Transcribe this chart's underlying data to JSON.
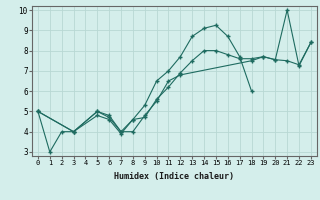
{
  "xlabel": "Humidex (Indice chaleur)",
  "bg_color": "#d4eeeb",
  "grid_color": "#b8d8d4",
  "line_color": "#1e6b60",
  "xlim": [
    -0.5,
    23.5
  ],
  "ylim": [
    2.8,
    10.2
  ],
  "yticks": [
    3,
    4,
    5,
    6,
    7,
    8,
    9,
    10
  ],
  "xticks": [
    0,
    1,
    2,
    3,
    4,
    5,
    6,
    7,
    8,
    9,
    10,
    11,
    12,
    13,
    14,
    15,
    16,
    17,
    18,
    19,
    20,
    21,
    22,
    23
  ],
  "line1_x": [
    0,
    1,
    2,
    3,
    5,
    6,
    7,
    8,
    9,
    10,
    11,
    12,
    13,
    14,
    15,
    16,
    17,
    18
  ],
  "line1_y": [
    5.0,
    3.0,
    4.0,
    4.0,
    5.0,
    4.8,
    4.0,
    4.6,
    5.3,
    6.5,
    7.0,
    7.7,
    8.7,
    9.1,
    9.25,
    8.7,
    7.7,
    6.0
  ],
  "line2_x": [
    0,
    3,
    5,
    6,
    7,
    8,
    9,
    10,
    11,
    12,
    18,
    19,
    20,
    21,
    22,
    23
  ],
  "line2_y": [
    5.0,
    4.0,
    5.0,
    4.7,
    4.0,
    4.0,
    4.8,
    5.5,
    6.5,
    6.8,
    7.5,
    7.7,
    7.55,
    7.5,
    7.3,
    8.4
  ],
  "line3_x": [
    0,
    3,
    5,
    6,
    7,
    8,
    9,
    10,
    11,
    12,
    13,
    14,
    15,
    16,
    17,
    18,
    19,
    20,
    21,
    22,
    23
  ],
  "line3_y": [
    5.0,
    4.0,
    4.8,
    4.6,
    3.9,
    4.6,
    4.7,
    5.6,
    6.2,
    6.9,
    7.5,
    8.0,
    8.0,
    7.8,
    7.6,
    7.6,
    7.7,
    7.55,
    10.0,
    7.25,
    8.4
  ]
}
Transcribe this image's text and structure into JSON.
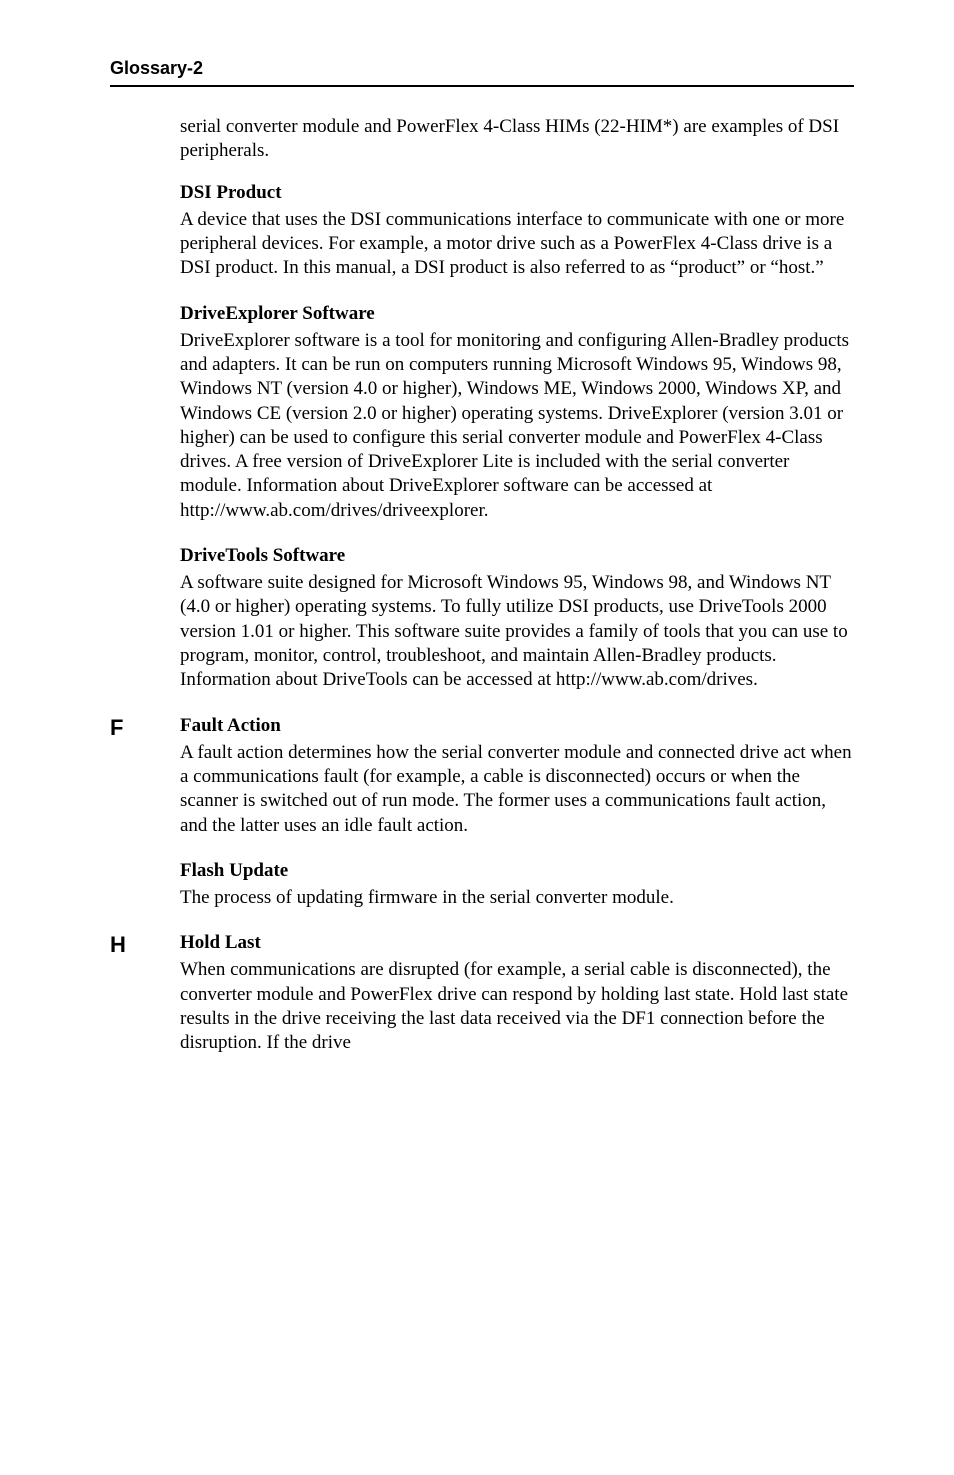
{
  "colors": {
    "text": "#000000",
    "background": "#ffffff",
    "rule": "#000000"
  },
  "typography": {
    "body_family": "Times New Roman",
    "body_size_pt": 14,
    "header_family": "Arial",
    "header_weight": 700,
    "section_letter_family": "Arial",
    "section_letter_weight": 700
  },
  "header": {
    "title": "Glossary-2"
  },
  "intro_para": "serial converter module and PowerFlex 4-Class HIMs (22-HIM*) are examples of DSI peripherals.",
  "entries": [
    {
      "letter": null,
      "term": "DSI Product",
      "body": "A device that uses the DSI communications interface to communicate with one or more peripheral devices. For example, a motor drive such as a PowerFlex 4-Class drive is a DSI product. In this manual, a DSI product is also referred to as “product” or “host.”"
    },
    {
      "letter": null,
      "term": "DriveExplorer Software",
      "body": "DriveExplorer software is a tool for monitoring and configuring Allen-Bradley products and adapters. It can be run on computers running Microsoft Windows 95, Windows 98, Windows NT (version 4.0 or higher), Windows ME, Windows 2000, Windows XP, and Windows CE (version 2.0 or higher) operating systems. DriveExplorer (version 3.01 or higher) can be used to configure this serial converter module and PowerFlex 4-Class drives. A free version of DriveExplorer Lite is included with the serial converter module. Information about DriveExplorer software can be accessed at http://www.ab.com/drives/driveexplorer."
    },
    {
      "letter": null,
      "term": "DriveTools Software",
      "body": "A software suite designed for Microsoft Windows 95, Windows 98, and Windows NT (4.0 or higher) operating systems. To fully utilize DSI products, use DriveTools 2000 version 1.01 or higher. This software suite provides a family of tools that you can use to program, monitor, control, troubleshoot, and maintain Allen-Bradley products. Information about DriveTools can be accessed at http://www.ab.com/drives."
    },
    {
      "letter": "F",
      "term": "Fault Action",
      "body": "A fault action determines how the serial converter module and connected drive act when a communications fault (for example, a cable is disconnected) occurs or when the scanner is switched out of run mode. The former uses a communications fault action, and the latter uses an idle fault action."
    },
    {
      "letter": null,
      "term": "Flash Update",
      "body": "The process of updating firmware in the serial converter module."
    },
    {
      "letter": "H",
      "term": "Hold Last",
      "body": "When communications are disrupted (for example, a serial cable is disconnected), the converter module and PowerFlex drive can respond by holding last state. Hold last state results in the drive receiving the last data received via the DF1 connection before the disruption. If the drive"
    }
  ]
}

--------------------------------------------------

#### [STATED TASK]
Consider the entries above and return each line with the string "data".

#### [EXERCISE SOLUTION]
Transcribe this chart's underlying data to JSON.
      "body": "When communications are disrupted (for example, a serial cable is disconnected), the converter module and PowerFlex drive can respond by holding last state. Hold last state results in the drive receiving the last data received via the DF1 connection before the disruption. If the drive"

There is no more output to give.